EXERCISE:
Transcribe only the part of the listing below that begins at the line containing "Serialize everything readable" and runs to its final line, keeping both ends.

[Begin TASK DATA]

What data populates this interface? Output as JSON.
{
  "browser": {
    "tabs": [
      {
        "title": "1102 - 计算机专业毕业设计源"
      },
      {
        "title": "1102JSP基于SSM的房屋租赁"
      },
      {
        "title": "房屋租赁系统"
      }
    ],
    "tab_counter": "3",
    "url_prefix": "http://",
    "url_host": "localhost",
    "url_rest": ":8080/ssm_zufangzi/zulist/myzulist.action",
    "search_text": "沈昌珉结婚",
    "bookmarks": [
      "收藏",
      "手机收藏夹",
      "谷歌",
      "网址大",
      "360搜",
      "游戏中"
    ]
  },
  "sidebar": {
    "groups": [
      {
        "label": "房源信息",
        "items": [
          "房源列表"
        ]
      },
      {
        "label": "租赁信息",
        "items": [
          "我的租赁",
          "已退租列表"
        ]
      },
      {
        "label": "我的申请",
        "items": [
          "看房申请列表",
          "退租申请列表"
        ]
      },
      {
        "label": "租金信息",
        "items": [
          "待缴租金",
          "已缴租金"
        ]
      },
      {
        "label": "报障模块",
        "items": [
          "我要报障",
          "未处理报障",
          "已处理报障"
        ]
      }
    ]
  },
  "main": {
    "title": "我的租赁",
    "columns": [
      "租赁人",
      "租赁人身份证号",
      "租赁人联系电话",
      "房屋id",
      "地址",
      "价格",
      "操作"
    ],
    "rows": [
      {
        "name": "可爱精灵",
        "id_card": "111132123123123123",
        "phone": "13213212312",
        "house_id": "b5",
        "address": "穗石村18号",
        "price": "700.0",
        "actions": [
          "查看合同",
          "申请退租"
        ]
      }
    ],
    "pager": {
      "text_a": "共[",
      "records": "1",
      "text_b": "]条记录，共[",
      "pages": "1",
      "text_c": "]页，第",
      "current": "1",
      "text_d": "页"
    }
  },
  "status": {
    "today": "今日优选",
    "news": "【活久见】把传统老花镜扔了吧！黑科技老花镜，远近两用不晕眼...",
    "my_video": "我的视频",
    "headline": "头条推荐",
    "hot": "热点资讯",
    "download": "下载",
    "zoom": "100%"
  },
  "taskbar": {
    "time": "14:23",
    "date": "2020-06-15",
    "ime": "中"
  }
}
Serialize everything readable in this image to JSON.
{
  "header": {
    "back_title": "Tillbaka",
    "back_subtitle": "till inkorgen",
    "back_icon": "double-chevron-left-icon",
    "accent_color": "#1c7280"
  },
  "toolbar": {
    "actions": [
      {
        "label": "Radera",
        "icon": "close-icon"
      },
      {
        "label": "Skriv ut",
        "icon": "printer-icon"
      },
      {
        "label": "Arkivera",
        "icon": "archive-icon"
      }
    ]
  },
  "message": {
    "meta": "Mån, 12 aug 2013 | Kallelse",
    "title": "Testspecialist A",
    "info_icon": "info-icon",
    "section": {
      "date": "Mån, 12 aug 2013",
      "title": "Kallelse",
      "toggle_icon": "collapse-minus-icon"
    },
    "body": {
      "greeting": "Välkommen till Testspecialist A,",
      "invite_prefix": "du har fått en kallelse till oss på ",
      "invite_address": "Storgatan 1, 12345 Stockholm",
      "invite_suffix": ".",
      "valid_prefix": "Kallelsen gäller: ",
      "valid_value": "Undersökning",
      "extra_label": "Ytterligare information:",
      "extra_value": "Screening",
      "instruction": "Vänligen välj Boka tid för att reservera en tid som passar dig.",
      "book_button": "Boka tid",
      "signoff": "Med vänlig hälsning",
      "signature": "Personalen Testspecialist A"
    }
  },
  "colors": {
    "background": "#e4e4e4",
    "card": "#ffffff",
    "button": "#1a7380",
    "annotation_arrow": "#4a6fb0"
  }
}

[End TASK DATA]

ANSWER BELOW:
Serialize everything readable in this image to JSON.
{
  "header": {
    "back_title": "Tillbaka",
    "back_subtitle": "till inkorgen",
    "back_icon": "double-chevron-left-icon",
    "accent_color": "#1c7280"
  },
  "toolbar": {
    "actions": [
      {
        "label": "Radera",
        "icon": "close-icon"
      },
      {
        "label": "Skriv ut",
        "icon": "printer-icon"
      },
      {
        "label": "Arkivera",
        "icon": "archive-icon"
      }
    ]
  },
  "message": {
    "meta": "Mån, 12 aug 2013 | Kallelse",
    "title": "Testspecialist A",
    "info_icon": "info-icon",
    "section": {
      "date": "Mån, 12 aug 2013",
      "title": "Kallelse",
      "toggle_icon": "collapse-minus-icon"
    },
    "body": {
      "greeting": "Välkommen till Testspecialist A,",
      "invite_prefix": "du har fått en kallelse till oss på ",
      "invite_address": "Storgatan 1, 12345 Stockholm",
      "invite_suffix": ".",
      "valid_prefix": "Kallelsen gäller: ",
      "valid_value": "Undersökning",
      "extra_label": "Ytterligare information:",
      "extra_value": "Screening",
      "instruction": "Vänligen välj Boka tid för att reservera en tid som passar dig.",
      "book_button": "Boka tid",
      "signoff": "Med vänlig hälsning",
      "signature": "Personalen Testspecialist A"
    }
  },
  "colors": {
    "background": "#e4e4e4",
    "card": "#ffffff",
    "button": "#1a7380",
    "annotation_arrow": "#4a6fb0"
  }
}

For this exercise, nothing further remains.